From the listing that follows, output everything exactly except the pictures.
--- RECORDS FOR THIS TASK ---
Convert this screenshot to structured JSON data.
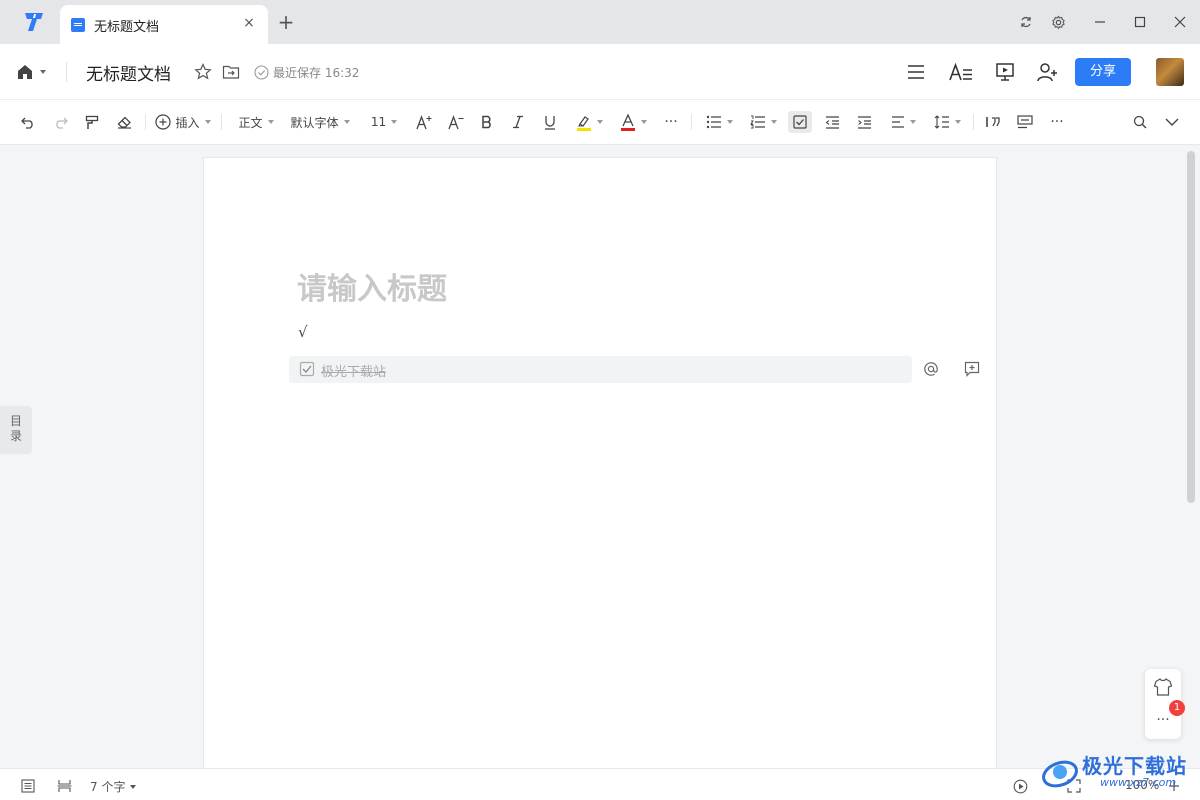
{
  "titlebar": {
    "tab_title": "无标题文档",
    "tab_close": "×",
    "new_tab": "+"
  },
  "header": {
    "doc_title": "无标题文档",
    "save_status": "最近保存 16:32",
    "share_label": "分享"
  },
  "toolbar": {
    "insert_label": "插入",
    "style_label": "正文",
    "font_label": "默认字体",
    "size_label": "11",
    "more": "···",
    "more2": "···"
  },
  "editor": {
    "title_placeholder": "请输入标题",
    "check_line": "√",
    "task_text": "极光下载站"
  },
  "toc_label_1": "目",
  "toc_label_2": "录",
  "float_panel": {
    "more": "...",
    "badge_count": "1"
  },
  "statusbar": {
    "word_count": "7 个字",
    "zoom": "100%"
  },
  "watermark": {
    "text": "极光下载站",
    "url": "www.xz7.com"
  },
  "colors": {
    "accent": "#2b7cf6",
    "highlight": "#f5e400",
    "font_color": "#e02020",
    "badge": "#f0413e"
  }
}
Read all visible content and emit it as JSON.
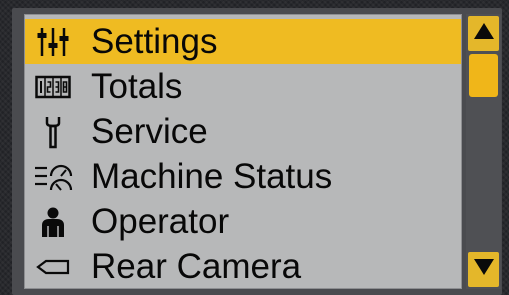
{
  "menu": {
    "items": [
      {
        "label": "Settings",
        "icon": "settings-sliders-icon",
        "selected": true
      },
      {
        "label": "Totals",
        "icon": "totals-counter-icon",
        "selected": false
      },
      {
        "label": "Service",
        "icon": "wrench-icon",
        "selected": false
      },
      {
        "label": "Machine Status",
        "icon": "machine-status-gauge-icon",
        "selected": false
      },
      {
        "label": "Operator",
        "icon": "operator-person-icon",
        "selected": false
      },
      {
        "label": "Rear Camera",
        "icon": "rear-camera-icon",
        "selected": false
      }
    ]
  },
  "scrollbar": {
    "up_icon": "arrow-up-icon",
    "down_icon": "arrow-down-icon",
    "position": 0
  },
  "colors": {
    "highlight": "#efbb22",
    "panel": "#b7b8b9",
    "scroll_accent": "#e4b72a",
    "text": "#080808"
  }
}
---
* ANSWER FOR THIS EXERCISE *
Convert this screenshot to structured JSON data.
{
  "titlebar": {
    "tab_title": "无标题文档",
    "tab_close": "×",
    "new_tab": "+"
  },
  "header": {
    "doc_title": "无标题文档",
    "save_status": "最近保存 16:32",
    "share_label": "分享"
  },
  "toolbar": {
    "insert_label": "插入",
    "style_label": "正文",
    "font_label": "默认字体",
    "size_label": "11",
    "more": "···",
    "more2": "···"
  },
  "editor": {
    "title_placeholder": "请输入标题",
    "check_line": "√",
    "task_text": "极光下载站"
  },
  "toc_label_1": "目",
  "toc_label_2": "录",
  "float_panel": {
    "more": "...",
    "badge_count": "1"
  },
  "statusbar": {
    "word_count": "7 个字",
    "zoom": "100%"
  },
  "watermark": {
    "text": "极光下载站",
    "url": "www.xz7.com"
  },
  "colors": {
    "accent": "#2b7cf6",
    "highlight": "#f5e400",
    "font_color": "#e02020",
    "badge": "#f0413e"
  }
}
Read all visible content and emit it as JSON.
{
  "menu": {
    "items": [
      {
        "label": "Settings",
        "icon": "settings-sliders-icon",
        "selected": true
      },
      {
        "label": "Totals",
        "icon": "totals-counter-icon",
        "selected": false
      },
      {
        "label": "Service",
        "icon": "wrench-icon",
        "selected": false
      },
      {
        "label": "Machine Status",
        "icon": "machine-status-gauge-icon",
        "selected": false
      },
      {
        "label": "Operator",
        "icon": "operator-person-icon",
        "selected": false
      },
      {
        "label": "Rear Camera",
        "icon": "rear-camera-icon",
        "selected": false
      }
    ]
  },
  "scrollbar": {
    "up_icon": "arrow-up-icon",
    "down_icon": "arrow-down-icon",
    "position": 0
  },
  "colors": {
    "highlight": "#efbb22",
    "panel": "#b7b8b9",
    "scroll_accent": "#e4b72a",
    "text": "#080808"
  }
}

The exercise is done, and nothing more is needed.